Each line containing the word "across" needs to be copied.

[Items from a figure collection]
______________________________
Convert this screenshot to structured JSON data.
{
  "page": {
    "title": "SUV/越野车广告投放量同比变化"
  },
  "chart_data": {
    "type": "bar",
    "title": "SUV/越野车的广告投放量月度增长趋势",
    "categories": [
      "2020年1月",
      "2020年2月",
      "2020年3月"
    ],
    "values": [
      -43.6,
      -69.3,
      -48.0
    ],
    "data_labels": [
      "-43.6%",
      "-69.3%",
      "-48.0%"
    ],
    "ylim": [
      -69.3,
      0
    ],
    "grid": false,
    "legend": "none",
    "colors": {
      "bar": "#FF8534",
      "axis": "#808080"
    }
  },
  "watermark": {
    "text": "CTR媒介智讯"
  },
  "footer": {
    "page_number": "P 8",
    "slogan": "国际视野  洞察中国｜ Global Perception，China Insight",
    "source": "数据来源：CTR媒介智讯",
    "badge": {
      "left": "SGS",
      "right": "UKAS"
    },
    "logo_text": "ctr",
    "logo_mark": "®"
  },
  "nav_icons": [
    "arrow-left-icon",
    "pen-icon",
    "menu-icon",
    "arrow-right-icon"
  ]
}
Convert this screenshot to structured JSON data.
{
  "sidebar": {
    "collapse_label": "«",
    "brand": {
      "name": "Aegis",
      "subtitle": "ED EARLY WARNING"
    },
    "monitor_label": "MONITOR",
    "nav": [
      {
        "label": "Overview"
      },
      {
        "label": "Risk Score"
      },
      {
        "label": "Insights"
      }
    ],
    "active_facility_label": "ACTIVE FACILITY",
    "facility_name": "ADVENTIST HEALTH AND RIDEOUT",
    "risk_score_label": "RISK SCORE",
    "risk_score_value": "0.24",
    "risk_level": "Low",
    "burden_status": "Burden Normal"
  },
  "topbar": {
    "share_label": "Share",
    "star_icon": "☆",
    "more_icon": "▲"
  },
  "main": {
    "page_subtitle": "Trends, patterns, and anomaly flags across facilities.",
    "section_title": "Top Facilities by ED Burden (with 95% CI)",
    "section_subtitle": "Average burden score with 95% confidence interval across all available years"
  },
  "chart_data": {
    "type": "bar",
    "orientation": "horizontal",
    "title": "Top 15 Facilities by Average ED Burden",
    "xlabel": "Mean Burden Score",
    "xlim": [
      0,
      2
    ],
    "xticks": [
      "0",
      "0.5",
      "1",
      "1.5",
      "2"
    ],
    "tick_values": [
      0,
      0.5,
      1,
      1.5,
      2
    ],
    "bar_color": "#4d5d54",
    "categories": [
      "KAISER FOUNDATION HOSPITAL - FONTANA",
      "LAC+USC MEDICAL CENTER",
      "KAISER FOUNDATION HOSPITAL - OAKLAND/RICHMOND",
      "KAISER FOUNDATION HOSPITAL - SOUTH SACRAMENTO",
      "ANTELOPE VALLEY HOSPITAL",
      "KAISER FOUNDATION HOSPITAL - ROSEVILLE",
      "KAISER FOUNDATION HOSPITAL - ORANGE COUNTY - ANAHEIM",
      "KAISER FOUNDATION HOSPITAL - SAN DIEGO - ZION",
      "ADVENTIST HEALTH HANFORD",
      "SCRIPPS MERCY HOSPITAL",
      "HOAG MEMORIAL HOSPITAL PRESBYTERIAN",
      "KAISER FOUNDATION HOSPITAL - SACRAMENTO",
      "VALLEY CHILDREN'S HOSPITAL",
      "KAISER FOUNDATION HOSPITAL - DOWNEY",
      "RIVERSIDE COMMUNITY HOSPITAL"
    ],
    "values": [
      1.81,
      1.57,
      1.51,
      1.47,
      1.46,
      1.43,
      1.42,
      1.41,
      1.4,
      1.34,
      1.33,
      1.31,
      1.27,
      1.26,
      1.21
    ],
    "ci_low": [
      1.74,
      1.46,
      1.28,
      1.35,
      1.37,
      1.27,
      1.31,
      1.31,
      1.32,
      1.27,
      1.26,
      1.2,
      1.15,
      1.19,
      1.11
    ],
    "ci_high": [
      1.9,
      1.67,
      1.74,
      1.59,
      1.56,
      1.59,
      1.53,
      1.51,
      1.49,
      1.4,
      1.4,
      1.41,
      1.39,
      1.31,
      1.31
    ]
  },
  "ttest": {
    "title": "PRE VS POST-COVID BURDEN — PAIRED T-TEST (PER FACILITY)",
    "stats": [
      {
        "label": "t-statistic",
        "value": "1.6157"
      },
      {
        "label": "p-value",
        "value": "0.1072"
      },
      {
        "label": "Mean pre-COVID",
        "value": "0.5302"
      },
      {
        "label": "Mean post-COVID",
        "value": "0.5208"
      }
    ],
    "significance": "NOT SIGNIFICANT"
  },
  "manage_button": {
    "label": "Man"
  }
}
______________________________
• FULL SOLUTION:
    "page_subtitle": "Trends, patterns, and anomaly flags across facilities.",
    "section_subtitle": "Average burden score with 95% confidence interval across all available years"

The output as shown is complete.